__Objective__: Exactly as written, quote every line that follows, skipping the images.
┄┄┄┄┄┄
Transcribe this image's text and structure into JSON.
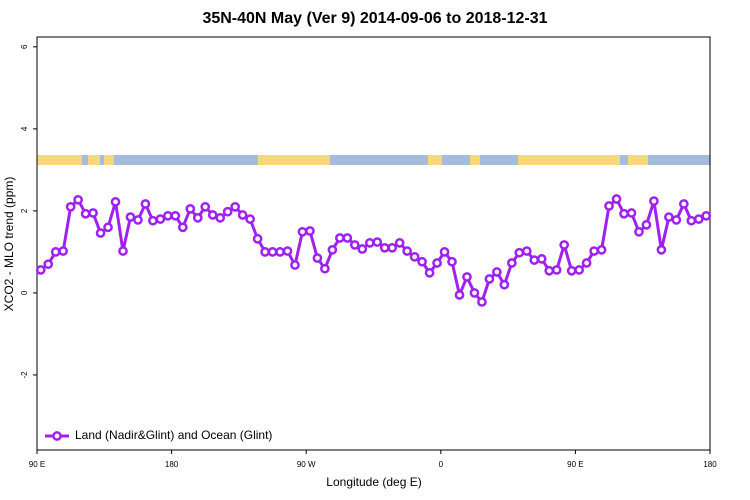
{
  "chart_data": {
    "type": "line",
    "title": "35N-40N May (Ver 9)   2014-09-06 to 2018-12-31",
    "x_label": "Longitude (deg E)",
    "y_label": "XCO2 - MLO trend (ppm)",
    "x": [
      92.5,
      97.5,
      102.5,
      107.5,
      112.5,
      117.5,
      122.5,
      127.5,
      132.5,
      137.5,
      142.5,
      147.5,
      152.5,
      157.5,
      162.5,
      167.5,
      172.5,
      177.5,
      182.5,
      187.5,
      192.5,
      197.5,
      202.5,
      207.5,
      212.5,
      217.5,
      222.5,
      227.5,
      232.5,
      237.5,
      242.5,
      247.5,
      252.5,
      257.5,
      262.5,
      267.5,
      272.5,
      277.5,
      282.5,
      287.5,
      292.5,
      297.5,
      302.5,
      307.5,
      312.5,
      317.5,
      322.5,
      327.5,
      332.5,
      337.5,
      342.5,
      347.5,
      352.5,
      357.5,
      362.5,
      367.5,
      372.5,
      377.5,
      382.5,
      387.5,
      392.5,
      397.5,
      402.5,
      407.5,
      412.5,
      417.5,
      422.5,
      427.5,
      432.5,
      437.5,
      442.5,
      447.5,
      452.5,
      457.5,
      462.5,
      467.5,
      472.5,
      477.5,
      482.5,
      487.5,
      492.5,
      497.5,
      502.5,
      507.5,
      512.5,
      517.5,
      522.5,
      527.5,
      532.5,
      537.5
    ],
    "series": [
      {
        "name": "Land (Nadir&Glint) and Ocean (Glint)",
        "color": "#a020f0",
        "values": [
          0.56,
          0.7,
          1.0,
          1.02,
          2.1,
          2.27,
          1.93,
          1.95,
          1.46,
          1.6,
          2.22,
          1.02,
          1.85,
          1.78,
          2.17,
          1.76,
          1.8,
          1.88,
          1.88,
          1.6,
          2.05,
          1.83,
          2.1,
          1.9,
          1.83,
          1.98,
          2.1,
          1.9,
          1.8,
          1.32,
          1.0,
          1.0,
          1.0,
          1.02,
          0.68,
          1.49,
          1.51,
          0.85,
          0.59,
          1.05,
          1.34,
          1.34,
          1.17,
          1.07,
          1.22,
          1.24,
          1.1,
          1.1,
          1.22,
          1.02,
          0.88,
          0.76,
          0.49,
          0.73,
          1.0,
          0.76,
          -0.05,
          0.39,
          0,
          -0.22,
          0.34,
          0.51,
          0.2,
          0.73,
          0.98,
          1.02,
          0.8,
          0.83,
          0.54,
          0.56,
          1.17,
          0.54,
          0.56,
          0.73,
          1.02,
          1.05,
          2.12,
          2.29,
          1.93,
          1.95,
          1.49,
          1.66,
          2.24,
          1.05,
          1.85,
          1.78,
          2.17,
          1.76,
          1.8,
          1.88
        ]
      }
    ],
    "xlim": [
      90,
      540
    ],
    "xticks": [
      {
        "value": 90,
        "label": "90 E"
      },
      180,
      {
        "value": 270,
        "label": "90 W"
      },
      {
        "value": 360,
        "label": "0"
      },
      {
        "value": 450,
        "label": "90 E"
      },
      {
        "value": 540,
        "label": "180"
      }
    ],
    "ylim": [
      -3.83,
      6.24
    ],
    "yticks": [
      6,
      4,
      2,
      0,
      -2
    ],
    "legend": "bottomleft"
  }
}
┄┄┄┄┄┄
__Exercise solution__:
Transcribe this image's text and structure into JSON.
{
  "chart_data": {
    "type": "line",
    "title": "35N-40N May (Ver 9)   2014-09-06 to 2018-12-31",
    "x_label": "Longitude (deg E)",
    "y_label": "XCO2 - MLO trend (ppm)",
    "x": [
      92.5,
      97.5,
      102.5,
      107.5,
      112.5,
      117.5,
      122.5,
      127.5,
      132.5,
      137.5,
      142.5,
      147.5,
      152.5,
      157.5,
      162.5,
      167.5,
      172.5,
      177.5,
      182.5,
      187.5,
      192.5,
      197.5,
      202.5,
      207.5,
      212.5,
      217.5,
      222.5,
      227.5,
      232.5,
      237.5,
      242.5,
      247.5,
      252.5,
      257.5,
      262.5,
      267.5,
      272.5,
      277.5,
      282.5,
      287.5,
      292.5,
      297.5,
      302.5,
      307.5,
      312.5,
      317.5,
      322.5,
      327.5,
      332.5,
      337.5,
      342.5,
      347.5,
      352.5,
      357.5,
      362.5,
      367.5,
      372.5,
      377.5,
      382.5,
      387.5,
      392.5,
      397.5,
      402.5,
      407.5,
      412.5,
      417.5,
      422.5,
      427.5,
      432.5,
      437.5,
      442.5,
      447.5,
      452.5,
      457.5,
      462.5,
      467.5,
      472.5,
      477.5,
      482.5,
      487.5,
      492.5,
      497.5,
      502.5,
      507.5,
      512.5,
      517.5,
      522.5,
      527.5,
      532.5,
      537.5
    ],
    "series": [
      {
        "name": "Land (Nadir&Glint) and Ocean (Glint)",
        "color": "#a020f0",
        "values": [
          0.56,
          0.7,
          1.0,
          1.02,
          2.1,
          2.27,
          1.93,
          1.95,
          1.46,
          1.6,
          2.22,
          1.02,
          1.85,
          1.78,
          2.17,
          1.76,
          1.8,
          1.88,
          1.88,
          1.6,
          2.05,
          1.83,
          2.1,
          1.9,
          1.83,
          1.98,
          2.1,
          1.9,
          1.8,
          1.32,
          1.0,
          1.0,
          1.0,
          1.02,
          0.68,
          1.49,
          1.51,
          0.85,
          0.59,
          1.05,
          1.34,
          1.34,
          1.17,
          1.07,
          1.22,
          1.24,
          1.1,
          1.1,
          1.22,
          1.02,
          0.88,
          0.76,
          0.49,
          0.73,
          1.0,
          0.76,
          -0.05,
          0.39,
          0,
          -0.22,
          0.34,
          0.51,
          0.2,
          0.73,
          0.98,
          1.02,
          0.8,
          0.83,
          0.54,
          0.56,
          1.17,
          0.54,
          0.56,
          0.73,
          1.02,
          1.05,
          2.12,
          2.29,
          1.93,
          1.95,
          1.49,
          1.66,
          2.24,
          1.05,
          1.85,
          1.78,
          2.17,
          1.76,
          1.8,
          1.88
        ]
      }
    ],
    "xlim": [
      90,
      540
    ],
    "xticks": [
      {
        "value": 90,
        "label": "90 E"
      },
      180,
      {
        "value": 270,
        "label": "90 W"
      },
      {
        "value": 360,
        "label": "0"
      },
      {
        "value": 450,
        "label": "90 E"
      },
      {
        "value": 540,
        "label": "180"
      }
    ],
    "ylim": [
      -3.83,
      6.24
    ],
    "yticks": [
      6,
      4,
      2,
      0,
      -2
    ],
    "legend": "bottomleft"
  }
}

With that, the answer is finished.